CRISPR Assissted Rational Protein Engineering: tool development for genome scale metabolic engineering

Clustered regularly interspaced short palindromic repeat (CRISPR) systems are adaptive immune systems in bacteria that utilize a short sequence of RNA to recognize invading fragments of DNA and target their destruction. The high specificity and ease with which these RNA guided endonucleases can be targeted to different unique chromosomal sites has made them an ideal tool for precision genome editing applications. We have developed a method termed CRISPR Assisted Rational Protein Engineering (CARPE) which leverages parallel DNA synthesis and CRISPR based selection to create rational libraries at high efficiency in multiplex. This technology relies on coupling programmed codon and proto-spacer adjacent motif (PAM) mutations via oligo synthesis and allows us to embed designed codon mutations across ~ 1 kb segments of the chromosome with high efficiency (30-80%) in a markerless fashion. We have utilized CARPE to create libraries of both essential and nonessential genes in the E. coli genome. The prospect of engineering chromosomes with such high precision and throughput offers an exciting new avenue for more tightly integrating future protein and metabolic engineering efforts, particularly as biological engineering efforts are extended to more complicated engineering tasks.

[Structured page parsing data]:
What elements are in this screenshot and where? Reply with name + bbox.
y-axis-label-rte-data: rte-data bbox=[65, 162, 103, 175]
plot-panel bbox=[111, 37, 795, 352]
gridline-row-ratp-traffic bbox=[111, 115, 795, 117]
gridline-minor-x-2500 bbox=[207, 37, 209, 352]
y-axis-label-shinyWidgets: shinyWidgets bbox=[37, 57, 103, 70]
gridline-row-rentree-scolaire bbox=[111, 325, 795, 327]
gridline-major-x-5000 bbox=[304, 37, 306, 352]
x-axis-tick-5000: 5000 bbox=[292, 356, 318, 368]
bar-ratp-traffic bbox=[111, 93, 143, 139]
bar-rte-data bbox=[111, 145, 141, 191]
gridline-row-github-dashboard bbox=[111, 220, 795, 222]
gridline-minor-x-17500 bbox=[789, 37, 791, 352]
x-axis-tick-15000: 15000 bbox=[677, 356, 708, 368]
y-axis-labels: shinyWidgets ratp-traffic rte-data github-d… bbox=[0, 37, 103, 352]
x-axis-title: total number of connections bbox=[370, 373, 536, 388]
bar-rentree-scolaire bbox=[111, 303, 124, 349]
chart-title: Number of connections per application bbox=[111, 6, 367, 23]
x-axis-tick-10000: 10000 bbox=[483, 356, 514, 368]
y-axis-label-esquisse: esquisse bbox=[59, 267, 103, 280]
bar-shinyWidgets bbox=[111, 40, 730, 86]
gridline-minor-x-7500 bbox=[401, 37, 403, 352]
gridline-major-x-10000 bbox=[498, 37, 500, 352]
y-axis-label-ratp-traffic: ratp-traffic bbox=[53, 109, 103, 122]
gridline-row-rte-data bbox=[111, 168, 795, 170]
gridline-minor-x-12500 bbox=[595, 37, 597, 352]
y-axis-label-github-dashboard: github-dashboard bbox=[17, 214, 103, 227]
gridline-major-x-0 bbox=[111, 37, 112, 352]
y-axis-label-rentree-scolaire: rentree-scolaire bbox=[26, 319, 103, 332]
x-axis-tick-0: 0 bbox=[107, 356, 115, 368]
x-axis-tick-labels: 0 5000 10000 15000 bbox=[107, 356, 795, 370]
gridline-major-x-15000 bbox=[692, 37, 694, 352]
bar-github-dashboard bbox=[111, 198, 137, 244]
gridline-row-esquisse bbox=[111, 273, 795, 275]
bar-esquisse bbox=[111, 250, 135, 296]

[PROBLEM SET]:
1: Could you rewrite the paragraph in the CARPE abstract that begins "Clustered regularly interspaced short palindromic repeat" as a short bulleted list that keeps its main facts?
2: In the CARPE abstract:
(a) What do CRISPR systems use to recognize invading fragments of DNA?
(b) What efficiency range is given for embedding designed codon mutations?
(c) In which organism's genome were the CARPE libraries created?
This listing has no connection to the CARPE abstract.

[SOLUTIONS TO EACH TASK]:
1:
- CRISPR systems are bacterial adaptive immune systems that use a short RNA sequence to recognize invading DNA fragments and target them for destruction.
- Their high specificity and easy targeting to unique chromosomal sites make these RNA-guided endonucleases ideal for precision genome editing.
- CARPE (CRISPR Assisted Rational Protein Engineering) combines parallel DNA synthesis with CRISPR-based selection to create rational libraries at high efficiency in multiplex.
- It couples programmed codon and PAM mutations through oligo synthesis, embedding designed codon mutations across ~1 kb chromosome segments at 30–80% efficiency in a markerless fashion.
- CARPE has been used to create libraries of both essential and nonessential genes in the E. coli genome.
- Such high-precision, high-throughput chromosome engineering could integrate future protein and metabolic engineering more tightly, particularly for more complicated engineering tasks.

2:
(a) A short sequence of RNA.
(b) 30–80%.
(c) E. coli.